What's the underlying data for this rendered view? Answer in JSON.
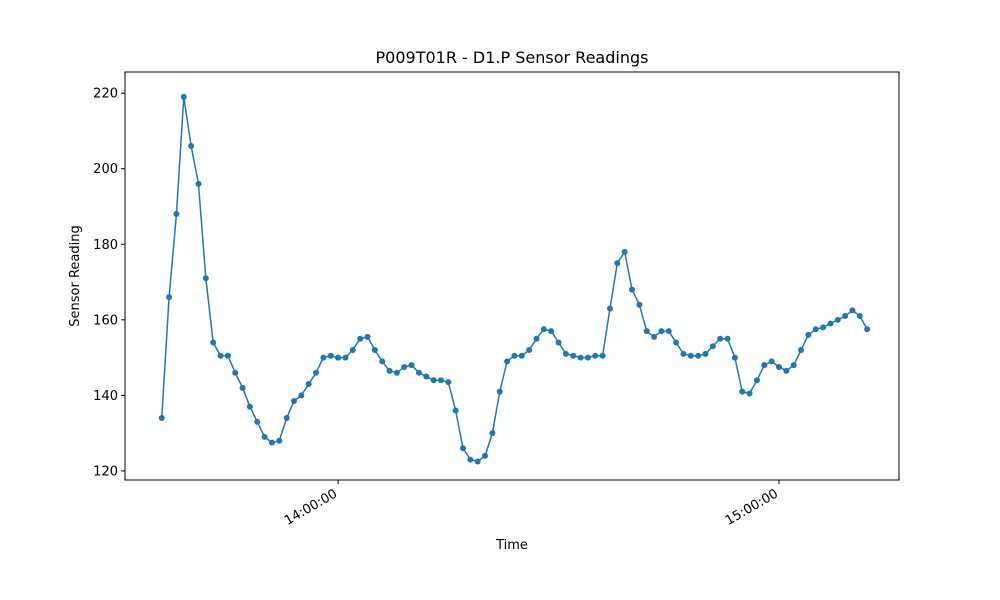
{
  "chart_data": {
    "type": "line",
    "title": "P009T01R - D1.P Sensor Readings",
    "x_label": "Time",
    "y_label": "Sensor Reading",
    "x": [
      "13:36:00",
      "13:37:00",
      "13:38:00",
      "13:39:00",
      "13:40:00",
      "13:41:00",
      "13:42:00",
      "13:43:00",
      "13:44:00",
      "13:45:00",
      "13:46:00",
      "13:47:00",
      "13:48:00",
      "13:49:00",
      "13:50:00",
      "13:51:00",
      "13:52:00",
      "13:53:00",
      "13:54:00",
      "13:55:00",
      "13:56:00",
      "13:57:00",
      "13:58:00",
      "13:59:00",
      "14:00:00",
      "14:01:00",
      "14:02:00",
      "14:03:00",
      "14:04:00",
      "14:05:00",
      "14:06:00",
      "14:07:00",
      "14:08:00",
      "14:09:00",
      "14:10:00",
      "14:11:00",
      "14:12:00",
      "14:13:00",
      "14:14:00",
      "14:15:00",
      "14:16:00",
      "14:17:00",
      "14:18:00",
      "14:19:00",
      "14:20:00",
      "14:21:00",
      "14:22:00",
      "14:23:00",
      "14:24:00",
      "14:25:00",
      "14:26:00",
      "14:27:00",
      "14:28:00",
      "14:29:00",
      "14:30:00",
      "14:31:00",
      "14:32:00",
      "14:33:00",
      "14:34:00",
      "14:35:00",
      "14:36:00",
      "14:37:00",
      "14:38:00",
      "14:39:00",
      "14:40:00",
      "14:41:00",
      "14:42:00",
      "14:43:00",
      "14:44:00",
      "14:45:00",
      "14:46:00",
      "14:47:00",
      "14:48:00",
      "14:49:00",
      "14:50:00",
      "14:51:00",
      "14:52:00",
      "14:53:00",
      "14:54:00",
      "14:55:00",
      "14:56:00",
      "14:57:00",
      "14:58:00",
      "14:59:00",
      "15:00:00",
      "15:01:00",
      "15:02:00",
      "15:03:00",
      "15:04:00",
      "15:05:00",
      "15:06:00",
      "15:07:00",
      "15:08:00",
      "15:09:00",
      "15:10:00",
      "15:11:00",
      "15:12:00"
    ],
    "series": [
      {
        "name": "D1.P",
        "color": "#1f77b4",
        "values": [
          134,
          166,
          188,
          219,
          206,
          196,
          171,
          154,
          150.5,
          150.5,
          146,
          142,
          137,
          133,
          129,
          127.5,
          128,
          134,
          138.5,
          140,
          143,
          146,
          150,
          150.5,
          150,
          150,
          152,
          155,
          155.5,
          152,
          149,
          146.5,
          146,
          147.5,
          148,
          146,
          145,
          144,
          144,
          143.5,
          136,
          126,
          123,
          122.5,
          124,
          130,
          141,
          149,
          150.5,
          150.5,
          152,
          155,
          157.5,
          157,
          154,
          151,
          150.5,
          150,
          150,
          150.5,
          150.5,
          163,
          175,
          178,
          168,
          164,
          157,
          155.5,
          157,
          157,
          154,
          151,
          150.5,
          150.5,
          151,
          153,
          155,
          155,
          150,
          141,
          140.5,
          144,
          148,
          149,
          147.5,
          146.5,
          148,
          152,
          156,
          157.5,
          158,
          159,
          160,
          161,
          162.5,
          161,
          157.5
        ]
      }
    ],
    "xlim": [
      "13:31:00",
      "15:16:20"
    ],
    "xticks": [
      "14:00:00",
      "15:00:00"
    ],
    "ylim": [
      117.6,
      225.6
    ],
    "yticks": [
      120,
      140,
      160,
      180,
      200,
      220
    ]
  }
}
******
Quote the records above exactly, leaving out any pictures.

* [Reply]:
What's the underlying data for this rendered view? Answer in JSON.
{
  "chart_data": {
    "type": "line",
    "title": "P009T01R - D1.P Sensor Readings",
    "x_label": "Time",
    "y_label": "Sensor Reading",
    "x": [
      "13:36:00",
      "13:37:00",
      "13:38:00",
      "13:39:00",
      "13:40:00",
      "13:41:00",
      "13:42:00",
      "13:43:00",
      "13:44:00",
      "13:45:00",
      "13:46:00",
      "13:47:00",
      "13:48:00",
      "13:49:00",
      "13:50:00",
      "13:51:00",
      "13:52:00",
      "13:53:00",
      "13:54:00",
      "13:55:00",
      "13:56:00",
      "13:57:00",
      "13:58:00",
      "13:59:00",
      "14:00:00",
      "14:01:00",
      "14:02:00",
      "14:03:00",
      "14:04:00",
      "14:05:00",
      "14:06:00",
      "14:07:00",
      "14:08:00",
      "14:09:00",
      "14:10:00",
      "14:11:00",
      "14:12:00",
      "14:13:00",
      "14:14:00",
      "14:15:00",
      "14:16:00",
      "14:17:00",
      "14:18:00",
      "14:19:00",
      "14:20:00",
      "14:21:00",
      "14:22:00",
      "14:23:00",
      "14:24:00",
      "14:25:00",
      "14:26:00",
      "14:27:00",
      "14:28:00",
      "14:29:00",
      "14:30:00",
      "14:31:00",
      "14:32:00",
      "14:33:00",
      "14:34:00",
      "14:35:00",
      "14:36:00",
      "14:37:00",
      "14:38:00",
      "14:39:00",
      "14:40:00",
      "14:41:00",
      "14:42:00",
      "14:43:00",
      "14:44:00",
      "14:45:00",
      "14:46:00",
      "14:47:00",
      "14:48:00",
      "14:49:00",
      "14:50:00",
      "14:51:00",
      "14:52:00",
      "14:53:00",
      "14:54:00",
      "14:55:00",
      "14:56:00",
      "14:57:00",
      "14:58:00",
      "14:59:00",
      "15:00:00",
      "15:01:00",
      "15:02:00",
      "15:03:00",
      "15:04:00",
      "15:05:00",
      "15:06:00",
      "15:07:00",
      "15:08:00",
      "15:09:00",
      "15:10:00",
      "15:11:00",
      "15:12:00"
    ],
    "series": [
      {
        "name": "D1.P",
        "color": "#1f77b4",
        "values": [
          134,
          166,
          188,
          219,
          206,
          196,
          171,
          154,
          150.5,
          150.5,
          146,
          142,
          137,
          133,
          129,
          127.5,
          128,
          134,
          138.5,
          140,
          143,
          146,
          150,
          150.5,
          150,
          150,
          152,
          155,
          155.5,
          152,
          149,
          146.5,
          146,
          147.5,
          148,
          146,
          145,
          144,
          144,
          143.5,
          136,
          126,
          123,
          122.5,
          124,
          130,
          141,
          149,
          150.5,
          150.5,
          152,
          155,
          157.5,
          157,
          154,
          151,
          150.5,
          150,
          150,
          150.5,
          150.5,
          163,
          175,
          178,
          168,
          164,
          157,
          155.5,
          157,
          157,
          154,
          151,
          150.5,
          150.5,
          151,
          153,
          155,
          155,
          150,
          141,
          140.5,
          144,
          148,
          149,
          147.5,
          146.5,
          148,
          152,
          156,
          157.5,
          158,
          159,
          160,
          161,
          162.5,
          161,
          157.5
        ]
      }
    ],
    "xlim": [
      "13:31:00",
      "15:16:20"
    ],
    "xticks": [
      "14:00:00",
      "15:00:00"
    ],
    "ylim": [
      117.6,
      225.6
    ],
    "yticks": [
      120,
      140,
      160,
      180,
      200,
      220
    ]
  }
}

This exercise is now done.